#### [Material to process]
══════

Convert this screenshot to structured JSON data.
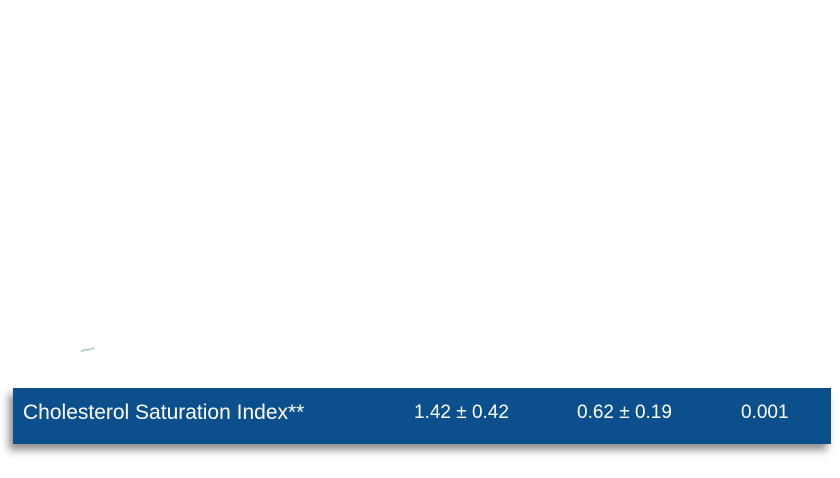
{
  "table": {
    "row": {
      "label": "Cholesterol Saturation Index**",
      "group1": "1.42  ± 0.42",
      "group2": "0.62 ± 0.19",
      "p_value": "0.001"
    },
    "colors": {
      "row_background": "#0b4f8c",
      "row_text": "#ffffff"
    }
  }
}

══════

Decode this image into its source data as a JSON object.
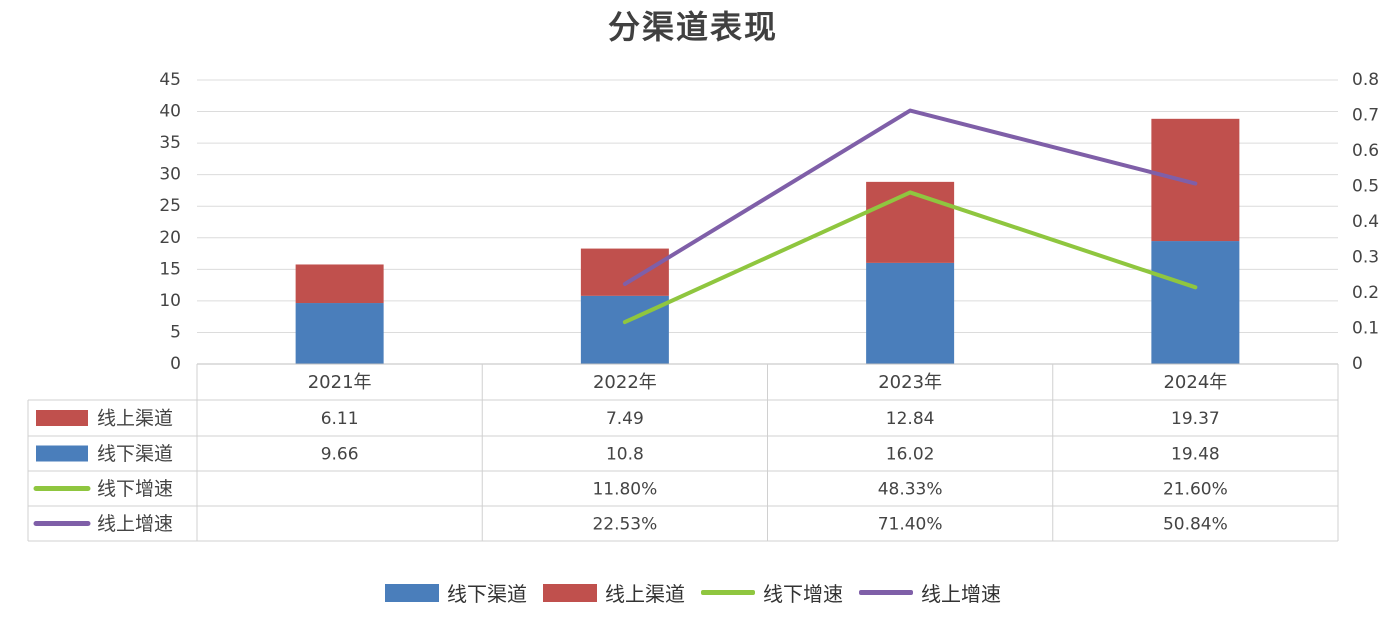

══════

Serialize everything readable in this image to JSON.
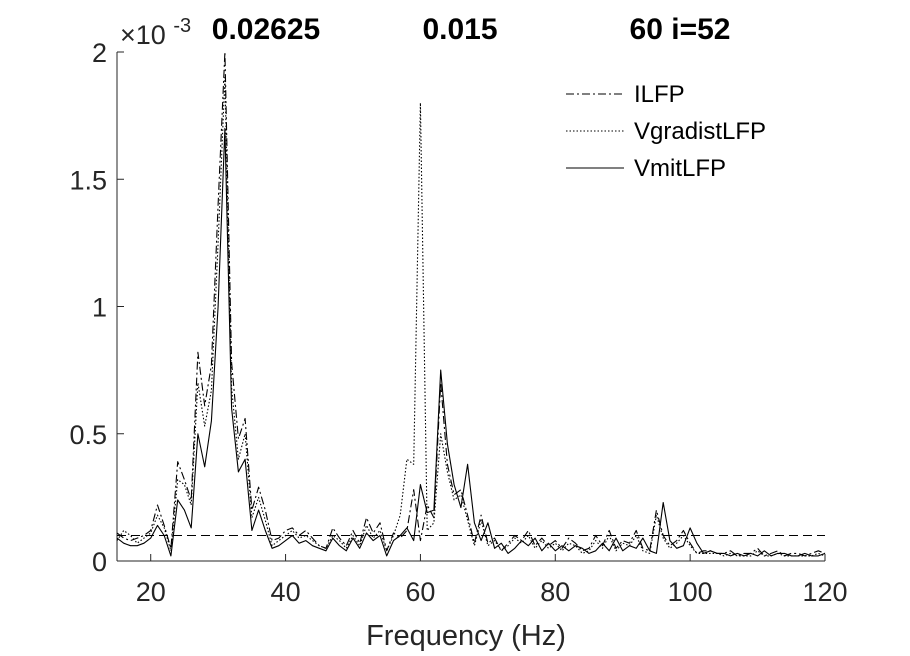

══════

Copy all lines from the listing that contain "image".

Decode this image into its source data as a JSON object.
Serialize everything readable in this image to JSON.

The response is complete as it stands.